「エクセルで合計値を求めたいのに、エラーが混ざっていたら合計が求められない...」
そんな疑問を持っていませんか?

・データにエラー値が含まれていると合計が求められない!
・フィルター適用後のデータを集計したい!
・非表示の行を無視して計算したい!



その場合は、ワークシート関数の「AGGREGATE関数」を
使用すると解決します!
そんな時に便利なのが「AGGREGATE関数」です。
この記事では、エクセルを使ってエラーを無視しつつ合計を求める方法を詳しくご紹介します。
さらに、AGGREGATE関数は足し算だけでなく、さまざまな集計処理を行うことができます。
最大値や平均値、カウントなどもエラーを無視して計算できるので、とても便利です。
基本的な使い方から応用的なテクニックまで、初心者の方でもすぐに実践できる内容ですので
ぜひ最後までお読みください。
【 この記事の概要 】
よく使う度 | |
難しさ | |
覚えておくと安心度 |
関数を使いこなせれば、エクセル作業が何倍も速くなり、ミスも激減します。
でも、どこから始めればいいか迷いますよね?
初心者でもわかりやすくステップアップできる本があれば、効率的にスキルを伸ばせますよ!




この記事を見てできるようになること
この記事を読めば、以下のことができるようになります。
- AGGREGATE関数の基本を理解し、自在に使用できるようになる
- AGGREGATE関数がよく使われる場面を把握する
- AGGREGATE関数の注意ポイントを確認する
- AGGREGATE関数の使用例を確認する
- AGGREGATE関数とSUBTOTAL関数の違いが分かるようになる
AGGREGATE関数の基本と概要
AGGREGATE関数は、エラー処理を行いながら合計や平均などの計算ができる便利な関数です。
具体的な機能は次の通りです。
- フィルター適用時の集計
- データをフィルターで絞り込んだ場合でも、フィルター後のデータに対して正確に合計や平均を計算します。
- 非表示行の無視
- 非表示にした行を除外し、表示されているデータだけを集計します。
- エラー処理の対応
- データ内にエラーが含まれていても、エラーを無視して計算を続行できます。
- 多様な集計方法の選択
- 引数を設定することで、合計(SUM)や平均(AVERAGE)、最大値(MAX)など、様々な集計方法を選択できます。
AGGREGATE関数の構成


- 集計方法 (必須)
- 使用したい関数を 1 ~ 19 の番号で指定します。

→ **データ抜粋**:
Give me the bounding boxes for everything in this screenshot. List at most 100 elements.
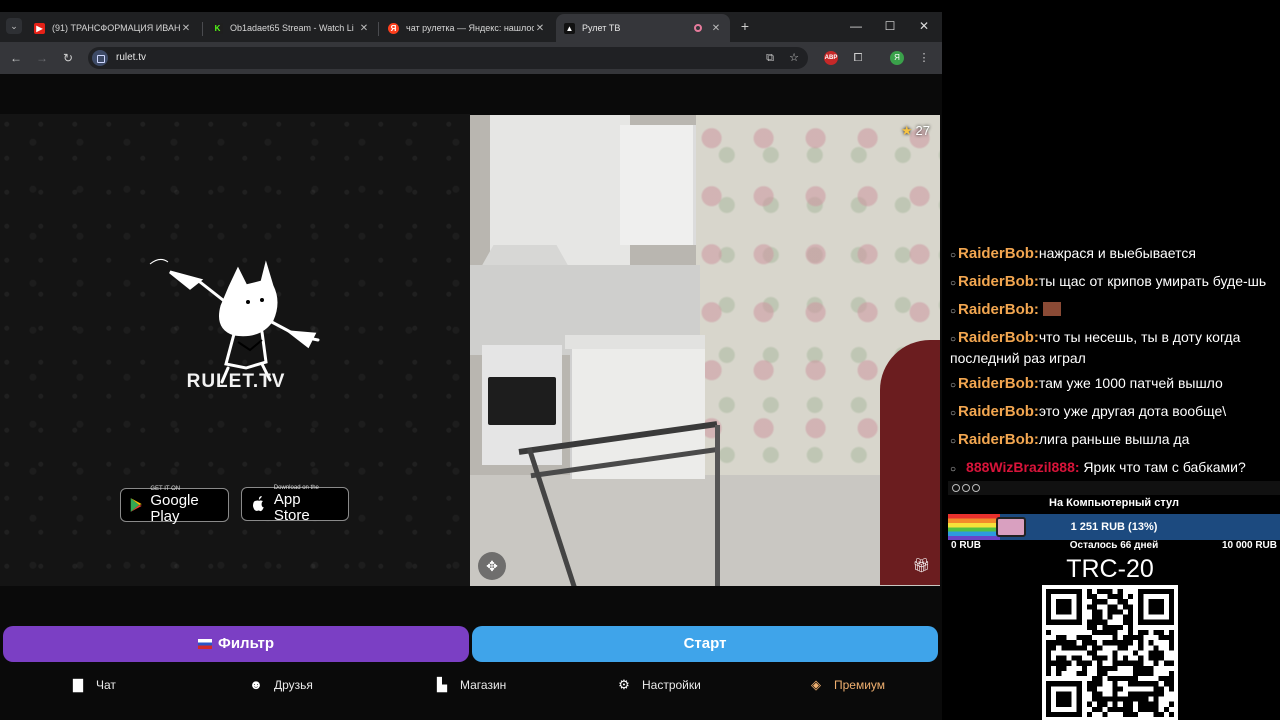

→ **作業目標 1**: AGGREGATE関数の記事のうち、「- フィルター適用時の集計」を含む語句で始まり「1 ~ 19 の番号で指定します。」で終わる部分を、「合計」を「総和」に書き換えて示してください。
→ **作業目標 2**: AGGREGATE関数の記事を、最後の文の後から書き継いでください。

→ **最終回答 1**:
- フィルター適用時の集計
- データをフィルターで絞り込んだ場合でも、フィルター後のデータに対して正確に総和や平均を計算します。
- 非表示行の無視
- 非表示にした行を除外し、表示されているデータだけを集計します。
- エラー処理の対応
- データ内にエラーが含まれていても、エラーを無視して計算を続行できます。
- 多様な集計方法の選択
- 引数を設定することで、総和(SUM)や平均(AVERAGE)、最大値(MAX)など、様々な集計方法を選択できます。
AGGREGATE関数の構成


- 集計方法 (必須)
- 使用したい関数を 1 ~ 19 の番号で指定します。

→ **最終回答 2**:
例えば、「SUM」や「AVERAGE」を使用することができます。
※1 ~ 19 の番号に対応する関数については、事項「集計方法の対応番号について」で説明します。
- 使用したい関数を 1 ~ 19 の番号で指定します。
- オプション (必須)
- 集計方法で指定した関数を、どのような条件で動作させるか?設定することができます。
例えば、「エラー処理」や「非表示セルを無視する」を指定できます。
※0 ~ 7 の番号に対応する関数については、事項「オプションの対応番号について」で説明します。
- 集計方法で指定した関数を、どのような条件で動作させるか?設定することができます。
- 範囲 (必須)
- 集計方法で指定した関数を使用する範囲を指定します。
- 範囲 2 以降 (任意)
- 範囲が複数ある場合は、さらに範囲を指定します。
最大 253 の範囲を指定できます。
- 範囲が複数ある場合は、さらに範囲を指定します。
より詳しい情報は、Microsoft公式 – AGGREGATE関数についてを参照してみてください。
AGGREGATE関数の「 集計方法 」の対応番号について
AGGREGATE関数は、次のような関数を選択して使用することができます。
「集計方法」の引数に対応する番号を入力して、目的の関数を実行します。
番号 | 使用する関数名 | 詳細動作 |
---|---|---|
1 | AVERAGE | 平均を求める |
2 | COUNT | 数値の個数をカウントする |
3 | COUNTA | 空でないセルの個数をカウントする |
4 | MAX | 最大値を求める |
5 | MIN | 最小値を求める |
6 | PRODUCT | 積を計算する |
7 | STDEV.S | 標本標準偏差を求める |
8 | STDEV.P | 母集団標準偏差を求める |
9 | SUM | 合計を求める |
10 | VAR.S | 標本分散を求める |
11 | VAR.P | 母集団分散を求める |
12 | MEDIAN | 中央値を求める |
13 | MODE.SNGL | 最頻値を求める |
14 | LARGE | 大きい方から何番目か求める |
15 | SMALL | 小さい方から何番目か求める |
16 | PERCENTILE.INC | 百分位数を求める |
17 | QUARTILE.INC | 四分位数を求める |
18 | PERCENTILE.EXC | 排他的百分位数を求める |
19 | QUARTILE.EXC | 排他的四分位数を求める |
AGGREGATE関数の「 オプション 」の対応番号について
AGGREGATE関数は、どのような条件で関数を処理するか?を選択できます。
「オプション」の引数に対応する番号を入力して、条件を指定してください。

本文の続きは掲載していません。